■ Provided data ■
——————

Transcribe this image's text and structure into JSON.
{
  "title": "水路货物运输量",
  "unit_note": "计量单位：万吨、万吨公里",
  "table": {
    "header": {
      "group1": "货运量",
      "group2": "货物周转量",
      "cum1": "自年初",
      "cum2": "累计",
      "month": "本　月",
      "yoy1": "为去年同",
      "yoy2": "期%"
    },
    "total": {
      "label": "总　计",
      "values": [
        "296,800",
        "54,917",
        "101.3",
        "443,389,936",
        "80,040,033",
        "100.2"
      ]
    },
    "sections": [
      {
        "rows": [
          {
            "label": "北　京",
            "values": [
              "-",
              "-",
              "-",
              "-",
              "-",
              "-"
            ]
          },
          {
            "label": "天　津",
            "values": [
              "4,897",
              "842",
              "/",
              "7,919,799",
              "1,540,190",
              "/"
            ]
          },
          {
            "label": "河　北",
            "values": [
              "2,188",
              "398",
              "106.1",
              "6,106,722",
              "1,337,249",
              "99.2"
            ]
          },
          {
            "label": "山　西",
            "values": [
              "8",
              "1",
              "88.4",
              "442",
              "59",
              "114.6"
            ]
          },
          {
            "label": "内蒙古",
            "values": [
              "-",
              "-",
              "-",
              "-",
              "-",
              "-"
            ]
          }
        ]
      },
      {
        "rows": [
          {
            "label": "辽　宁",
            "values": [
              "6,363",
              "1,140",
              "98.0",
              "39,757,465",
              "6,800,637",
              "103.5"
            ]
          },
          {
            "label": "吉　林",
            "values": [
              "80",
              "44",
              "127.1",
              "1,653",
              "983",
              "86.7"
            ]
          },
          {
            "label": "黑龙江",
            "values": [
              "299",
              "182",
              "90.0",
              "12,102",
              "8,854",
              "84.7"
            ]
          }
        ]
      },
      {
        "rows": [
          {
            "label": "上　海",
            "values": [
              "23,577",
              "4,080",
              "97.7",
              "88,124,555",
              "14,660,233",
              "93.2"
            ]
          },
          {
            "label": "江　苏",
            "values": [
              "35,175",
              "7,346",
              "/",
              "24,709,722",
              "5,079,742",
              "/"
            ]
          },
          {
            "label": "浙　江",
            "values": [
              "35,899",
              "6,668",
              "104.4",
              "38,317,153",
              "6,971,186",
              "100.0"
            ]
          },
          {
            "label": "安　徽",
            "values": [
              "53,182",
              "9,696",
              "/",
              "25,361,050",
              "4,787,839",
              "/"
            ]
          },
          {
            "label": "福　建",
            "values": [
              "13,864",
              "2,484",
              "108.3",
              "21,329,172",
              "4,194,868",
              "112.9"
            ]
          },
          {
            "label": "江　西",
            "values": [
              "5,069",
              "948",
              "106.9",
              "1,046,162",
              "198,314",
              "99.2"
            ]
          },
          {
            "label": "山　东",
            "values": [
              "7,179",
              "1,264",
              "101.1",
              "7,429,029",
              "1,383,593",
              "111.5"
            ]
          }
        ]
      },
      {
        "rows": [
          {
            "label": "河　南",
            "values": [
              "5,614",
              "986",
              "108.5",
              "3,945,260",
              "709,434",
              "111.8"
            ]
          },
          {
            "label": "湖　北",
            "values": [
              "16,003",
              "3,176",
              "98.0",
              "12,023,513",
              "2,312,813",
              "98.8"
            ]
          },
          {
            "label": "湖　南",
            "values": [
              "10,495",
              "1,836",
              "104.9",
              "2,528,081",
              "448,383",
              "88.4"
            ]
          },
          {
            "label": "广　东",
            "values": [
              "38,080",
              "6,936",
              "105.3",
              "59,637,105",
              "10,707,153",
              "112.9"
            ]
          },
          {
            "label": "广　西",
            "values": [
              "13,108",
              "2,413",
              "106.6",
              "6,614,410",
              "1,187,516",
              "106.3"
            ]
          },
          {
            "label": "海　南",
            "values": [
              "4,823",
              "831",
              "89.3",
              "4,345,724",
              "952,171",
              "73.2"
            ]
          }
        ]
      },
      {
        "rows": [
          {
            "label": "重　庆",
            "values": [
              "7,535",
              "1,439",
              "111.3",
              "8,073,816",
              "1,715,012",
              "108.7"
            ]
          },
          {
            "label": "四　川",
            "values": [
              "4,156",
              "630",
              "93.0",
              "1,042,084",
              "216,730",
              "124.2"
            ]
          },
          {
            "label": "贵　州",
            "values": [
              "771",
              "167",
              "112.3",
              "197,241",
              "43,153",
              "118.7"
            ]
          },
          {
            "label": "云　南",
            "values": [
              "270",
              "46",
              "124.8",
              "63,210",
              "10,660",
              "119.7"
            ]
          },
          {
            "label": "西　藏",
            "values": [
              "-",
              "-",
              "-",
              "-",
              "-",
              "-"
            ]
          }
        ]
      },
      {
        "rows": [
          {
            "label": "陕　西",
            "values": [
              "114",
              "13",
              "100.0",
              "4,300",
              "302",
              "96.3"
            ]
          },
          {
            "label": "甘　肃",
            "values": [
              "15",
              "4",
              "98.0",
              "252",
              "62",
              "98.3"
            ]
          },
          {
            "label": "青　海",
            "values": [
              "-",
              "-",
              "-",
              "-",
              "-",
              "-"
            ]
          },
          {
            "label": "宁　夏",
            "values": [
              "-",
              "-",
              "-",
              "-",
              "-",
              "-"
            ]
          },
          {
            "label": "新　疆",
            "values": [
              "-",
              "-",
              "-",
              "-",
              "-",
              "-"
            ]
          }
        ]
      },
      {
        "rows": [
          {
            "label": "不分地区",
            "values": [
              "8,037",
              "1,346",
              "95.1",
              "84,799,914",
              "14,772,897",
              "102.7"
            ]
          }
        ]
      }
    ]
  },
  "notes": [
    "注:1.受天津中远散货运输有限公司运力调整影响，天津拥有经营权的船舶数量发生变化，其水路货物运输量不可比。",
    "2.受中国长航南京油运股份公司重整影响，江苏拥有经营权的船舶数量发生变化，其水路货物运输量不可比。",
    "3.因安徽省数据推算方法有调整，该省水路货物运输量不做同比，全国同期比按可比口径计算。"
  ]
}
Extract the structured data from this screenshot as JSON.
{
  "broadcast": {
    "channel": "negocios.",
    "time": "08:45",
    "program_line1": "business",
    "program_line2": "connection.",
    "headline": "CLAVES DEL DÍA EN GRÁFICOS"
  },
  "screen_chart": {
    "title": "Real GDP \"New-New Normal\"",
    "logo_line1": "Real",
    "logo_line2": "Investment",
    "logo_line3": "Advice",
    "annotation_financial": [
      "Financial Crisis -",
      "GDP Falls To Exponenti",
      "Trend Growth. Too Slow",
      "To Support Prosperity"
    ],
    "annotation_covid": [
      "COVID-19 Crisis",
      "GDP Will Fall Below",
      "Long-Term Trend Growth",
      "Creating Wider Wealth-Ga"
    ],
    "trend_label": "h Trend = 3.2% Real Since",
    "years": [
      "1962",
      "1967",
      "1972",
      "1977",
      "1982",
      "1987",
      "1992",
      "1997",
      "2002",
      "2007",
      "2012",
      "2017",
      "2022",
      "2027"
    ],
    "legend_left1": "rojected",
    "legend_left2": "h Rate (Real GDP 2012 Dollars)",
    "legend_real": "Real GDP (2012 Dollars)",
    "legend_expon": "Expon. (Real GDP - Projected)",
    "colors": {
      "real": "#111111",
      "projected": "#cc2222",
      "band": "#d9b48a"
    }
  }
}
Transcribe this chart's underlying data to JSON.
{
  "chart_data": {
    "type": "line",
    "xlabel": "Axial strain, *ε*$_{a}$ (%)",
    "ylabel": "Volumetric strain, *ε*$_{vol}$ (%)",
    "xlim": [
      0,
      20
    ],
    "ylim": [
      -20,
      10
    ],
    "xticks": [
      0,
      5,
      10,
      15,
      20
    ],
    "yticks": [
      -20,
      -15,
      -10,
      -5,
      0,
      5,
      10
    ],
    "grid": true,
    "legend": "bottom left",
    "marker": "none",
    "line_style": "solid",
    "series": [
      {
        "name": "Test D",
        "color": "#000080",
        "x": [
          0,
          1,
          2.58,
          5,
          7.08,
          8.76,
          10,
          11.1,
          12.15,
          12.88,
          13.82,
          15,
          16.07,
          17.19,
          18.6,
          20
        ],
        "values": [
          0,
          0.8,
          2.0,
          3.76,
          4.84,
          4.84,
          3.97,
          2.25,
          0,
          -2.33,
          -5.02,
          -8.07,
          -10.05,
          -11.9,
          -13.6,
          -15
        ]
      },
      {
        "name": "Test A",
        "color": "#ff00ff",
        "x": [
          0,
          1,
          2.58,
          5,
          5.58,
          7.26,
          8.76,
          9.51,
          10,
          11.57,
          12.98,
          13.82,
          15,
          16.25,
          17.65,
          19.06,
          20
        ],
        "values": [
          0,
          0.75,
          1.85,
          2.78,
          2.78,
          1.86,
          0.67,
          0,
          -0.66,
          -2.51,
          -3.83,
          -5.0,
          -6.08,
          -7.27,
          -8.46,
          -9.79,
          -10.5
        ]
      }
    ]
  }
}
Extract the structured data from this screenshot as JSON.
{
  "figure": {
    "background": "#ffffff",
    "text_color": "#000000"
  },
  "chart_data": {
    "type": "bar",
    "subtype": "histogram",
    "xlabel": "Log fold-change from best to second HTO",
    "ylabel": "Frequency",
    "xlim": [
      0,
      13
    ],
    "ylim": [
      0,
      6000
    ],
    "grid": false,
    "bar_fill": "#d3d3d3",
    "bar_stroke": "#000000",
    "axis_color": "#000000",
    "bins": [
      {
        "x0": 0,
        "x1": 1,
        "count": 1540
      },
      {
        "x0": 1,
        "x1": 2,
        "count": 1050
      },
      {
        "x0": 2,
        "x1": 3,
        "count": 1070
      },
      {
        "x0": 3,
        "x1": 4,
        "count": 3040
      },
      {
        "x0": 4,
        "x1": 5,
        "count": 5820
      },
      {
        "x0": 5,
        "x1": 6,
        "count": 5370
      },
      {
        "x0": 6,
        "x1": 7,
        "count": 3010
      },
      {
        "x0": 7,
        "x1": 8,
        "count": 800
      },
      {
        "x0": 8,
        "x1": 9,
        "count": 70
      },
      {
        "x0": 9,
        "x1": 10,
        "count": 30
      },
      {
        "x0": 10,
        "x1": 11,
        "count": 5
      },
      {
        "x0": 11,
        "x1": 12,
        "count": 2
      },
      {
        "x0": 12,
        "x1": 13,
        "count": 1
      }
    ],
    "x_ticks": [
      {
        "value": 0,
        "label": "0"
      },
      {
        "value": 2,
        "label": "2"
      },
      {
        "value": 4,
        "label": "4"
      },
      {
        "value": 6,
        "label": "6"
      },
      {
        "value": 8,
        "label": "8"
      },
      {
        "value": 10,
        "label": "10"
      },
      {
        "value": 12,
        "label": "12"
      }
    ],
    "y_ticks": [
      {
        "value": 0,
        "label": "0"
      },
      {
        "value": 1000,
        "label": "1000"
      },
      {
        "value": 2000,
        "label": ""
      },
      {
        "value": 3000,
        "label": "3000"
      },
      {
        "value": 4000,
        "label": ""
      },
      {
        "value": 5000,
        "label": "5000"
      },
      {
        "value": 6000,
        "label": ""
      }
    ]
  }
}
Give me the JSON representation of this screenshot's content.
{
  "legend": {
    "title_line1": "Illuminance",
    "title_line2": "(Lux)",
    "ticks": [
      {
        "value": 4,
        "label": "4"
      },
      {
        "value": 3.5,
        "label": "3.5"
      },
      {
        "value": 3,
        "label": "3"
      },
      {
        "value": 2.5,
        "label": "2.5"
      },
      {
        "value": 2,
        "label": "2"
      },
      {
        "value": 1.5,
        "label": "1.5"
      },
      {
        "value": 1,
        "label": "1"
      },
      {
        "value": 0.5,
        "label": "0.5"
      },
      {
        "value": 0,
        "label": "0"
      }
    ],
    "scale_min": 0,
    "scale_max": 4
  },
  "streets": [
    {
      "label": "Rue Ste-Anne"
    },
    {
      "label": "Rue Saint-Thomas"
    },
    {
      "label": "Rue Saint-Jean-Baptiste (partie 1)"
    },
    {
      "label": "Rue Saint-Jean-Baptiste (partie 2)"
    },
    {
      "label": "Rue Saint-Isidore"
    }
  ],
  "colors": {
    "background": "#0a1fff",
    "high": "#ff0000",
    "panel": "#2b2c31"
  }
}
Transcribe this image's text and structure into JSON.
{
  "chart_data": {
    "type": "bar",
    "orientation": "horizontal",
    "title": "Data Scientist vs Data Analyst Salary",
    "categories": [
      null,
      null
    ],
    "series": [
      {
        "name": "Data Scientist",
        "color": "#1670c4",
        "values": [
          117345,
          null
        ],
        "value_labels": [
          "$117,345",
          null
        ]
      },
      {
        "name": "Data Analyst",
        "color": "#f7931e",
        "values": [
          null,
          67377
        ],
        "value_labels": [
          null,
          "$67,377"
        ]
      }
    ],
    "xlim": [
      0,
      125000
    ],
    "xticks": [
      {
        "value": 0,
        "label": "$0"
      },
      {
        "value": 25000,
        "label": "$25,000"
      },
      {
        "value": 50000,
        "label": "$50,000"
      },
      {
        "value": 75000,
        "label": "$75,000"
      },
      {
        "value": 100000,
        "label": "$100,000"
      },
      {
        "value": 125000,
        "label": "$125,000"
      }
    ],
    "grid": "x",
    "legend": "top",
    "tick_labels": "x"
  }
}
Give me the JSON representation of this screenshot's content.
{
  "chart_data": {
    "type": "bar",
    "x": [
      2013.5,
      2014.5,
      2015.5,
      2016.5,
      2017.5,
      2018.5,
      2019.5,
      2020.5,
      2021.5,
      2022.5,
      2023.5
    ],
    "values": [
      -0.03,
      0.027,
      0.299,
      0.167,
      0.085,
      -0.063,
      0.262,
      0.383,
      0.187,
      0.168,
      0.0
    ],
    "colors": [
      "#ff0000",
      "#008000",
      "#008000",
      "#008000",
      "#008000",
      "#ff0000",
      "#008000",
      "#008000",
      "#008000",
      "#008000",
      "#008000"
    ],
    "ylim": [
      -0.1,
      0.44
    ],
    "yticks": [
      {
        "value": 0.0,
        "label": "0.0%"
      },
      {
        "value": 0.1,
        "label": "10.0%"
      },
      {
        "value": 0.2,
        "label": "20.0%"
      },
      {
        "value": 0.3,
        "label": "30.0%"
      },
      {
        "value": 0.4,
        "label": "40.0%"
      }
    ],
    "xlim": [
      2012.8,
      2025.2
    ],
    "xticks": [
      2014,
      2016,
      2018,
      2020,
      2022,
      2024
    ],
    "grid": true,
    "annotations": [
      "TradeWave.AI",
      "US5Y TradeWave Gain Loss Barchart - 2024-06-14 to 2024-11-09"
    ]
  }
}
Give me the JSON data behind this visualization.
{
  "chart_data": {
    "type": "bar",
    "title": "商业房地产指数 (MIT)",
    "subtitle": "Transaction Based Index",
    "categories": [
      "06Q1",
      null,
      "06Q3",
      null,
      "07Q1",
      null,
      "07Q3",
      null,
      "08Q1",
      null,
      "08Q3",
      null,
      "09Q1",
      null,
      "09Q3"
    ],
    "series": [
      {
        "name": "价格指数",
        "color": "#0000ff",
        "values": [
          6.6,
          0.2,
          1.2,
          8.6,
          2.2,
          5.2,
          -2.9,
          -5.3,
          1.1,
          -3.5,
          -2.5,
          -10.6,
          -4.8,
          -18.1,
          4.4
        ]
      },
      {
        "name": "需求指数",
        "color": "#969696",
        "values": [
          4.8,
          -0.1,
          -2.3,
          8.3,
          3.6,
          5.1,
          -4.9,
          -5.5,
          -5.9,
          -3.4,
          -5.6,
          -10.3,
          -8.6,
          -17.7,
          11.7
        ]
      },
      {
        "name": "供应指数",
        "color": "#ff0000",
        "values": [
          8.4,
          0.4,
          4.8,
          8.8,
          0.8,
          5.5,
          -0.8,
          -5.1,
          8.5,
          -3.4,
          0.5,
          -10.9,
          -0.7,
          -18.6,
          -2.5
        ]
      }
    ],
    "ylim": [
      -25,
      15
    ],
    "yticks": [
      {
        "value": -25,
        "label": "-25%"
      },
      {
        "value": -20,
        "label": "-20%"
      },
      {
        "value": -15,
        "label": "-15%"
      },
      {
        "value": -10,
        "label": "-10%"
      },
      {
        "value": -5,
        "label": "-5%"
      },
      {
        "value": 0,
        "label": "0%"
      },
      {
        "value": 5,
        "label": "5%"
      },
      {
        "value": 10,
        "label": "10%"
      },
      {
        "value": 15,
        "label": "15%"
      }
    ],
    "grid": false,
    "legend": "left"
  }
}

——————

■ Task to complete ■
Output exactly the lines above, from the one holding "Give me the JSON data" through the end of the data, including the first and last.

■ Solution for this exercise ■
Give me the JSON data behind this visualization.
{
  "chart_data": {
    "type": "bar",
    "title": "商业房地产指数 (MIT)",
    "subtitle": "Transaction Based Index",
    "categories": [
      "06Q1",
      null,
      "06Q3",
      null,
      "07Q1",
      null,
      "07Q3",
      null,
      "08Q1",
      null,
      "08Q3",
      null,
      "09Q1",
      null,
      "09Q3"
    ],
    "series": [
      {
        "name": "价格指数",
        "color": "#0000ff",
        "values": [
          6.6,
          0.2,
          1.2,
          8.6,
          2.2,
          5.2,
          -2.9,
          -5.3,
          1.1,
          -3.5,
          -2.5,
          -10.6,
          -4.8,
          -18.1,
          4.4
        ]
      },
      {
        "name": "需求指数",
        "color": "#969696",
        "values": [
          4.8,
          -0.1,
          -2.3,
          8.3,
          3.6,
          5.1,
          -4.9,
          -5.5,
          -5.9,
          -3.4,
          -5.6,
          -10.3,
          -8.6,
          -17.7,
          11.7
        ]
      },
      {
        "name": "供应指数",
        "color": "#ff0000",
        "values": [
          8.4,
          0.4,
          4.8,
          8.8,
          0.8,
          5.5,
          -0.8,
          -5.1,
          8.5,
          -3.4,
          0.5,
          -10.9,
          -0.7,
          -18.6,
          -2.5
        ]
      }
    ],
    "ylim": [
      -25,
      15
    ],
    "yticks": [
      {
        "value": -25,
        "label": "-25%"
      },
      {
        "value": -20,
        "label": "-20%"
      },
      {
        "value": -15,
        "label": "-15%"
      },
      {
        "value": -10,
        "label": "-10%"
      },
      {
        "value": -5,
        "label": "-5%"
      },
      {
        "value": 0,
        "label": "0%"
      },
      {
        "value": 5,
        "label": "5%"
      },
      {
        "value": 10,
        "label": "10%"
      },
      {
        "value": 15,
        "label": "15%"
      }
    ],
    "grid": false,
    "legend": "left"
  }
}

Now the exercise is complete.